▶ EXERCISE PROMPT
Look through the material below. Copy every line with the string "doba" in it.

▶ GIVEN RECORDS

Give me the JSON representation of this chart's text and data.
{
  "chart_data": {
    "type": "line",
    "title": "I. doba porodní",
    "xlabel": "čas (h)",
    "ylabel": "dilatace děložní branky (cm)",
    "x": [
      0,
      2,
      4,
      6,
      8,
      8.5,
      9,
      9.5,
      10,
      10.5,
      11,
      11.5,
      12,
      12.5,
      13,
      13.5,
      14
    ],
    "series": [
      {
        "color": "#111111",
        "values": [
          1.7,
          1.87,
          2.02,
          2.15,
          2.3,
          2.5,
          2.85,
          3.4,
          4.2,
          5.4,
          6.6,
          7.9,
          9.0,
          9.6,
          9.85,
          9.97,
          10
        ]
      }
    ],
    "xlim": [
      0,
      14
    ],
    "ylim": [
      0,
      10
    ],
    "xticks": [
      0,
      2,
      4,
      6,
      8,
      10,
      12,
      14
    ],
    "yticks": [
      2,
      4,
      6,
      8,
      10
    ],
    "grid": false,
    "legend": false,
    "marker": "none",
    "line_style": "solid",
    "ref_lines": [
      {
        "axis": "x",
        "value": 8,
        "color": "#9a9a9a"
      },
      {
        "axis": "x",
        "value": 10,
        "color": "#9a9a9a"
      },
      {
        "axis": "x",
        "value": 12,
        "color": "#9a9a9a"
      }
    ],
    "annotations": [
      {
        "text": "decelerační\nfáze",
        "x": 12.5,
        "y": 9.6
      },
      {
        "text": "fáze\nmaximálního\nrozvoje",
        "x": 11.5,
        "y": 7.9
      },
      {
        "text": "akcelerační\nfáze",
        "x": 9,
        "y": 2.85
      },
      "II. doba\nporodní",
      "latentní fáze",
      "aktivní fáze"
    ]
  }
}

▶ RESULT OF THIS TASK
    "title": "I. doba porodní",
      "II. doba\nporodní",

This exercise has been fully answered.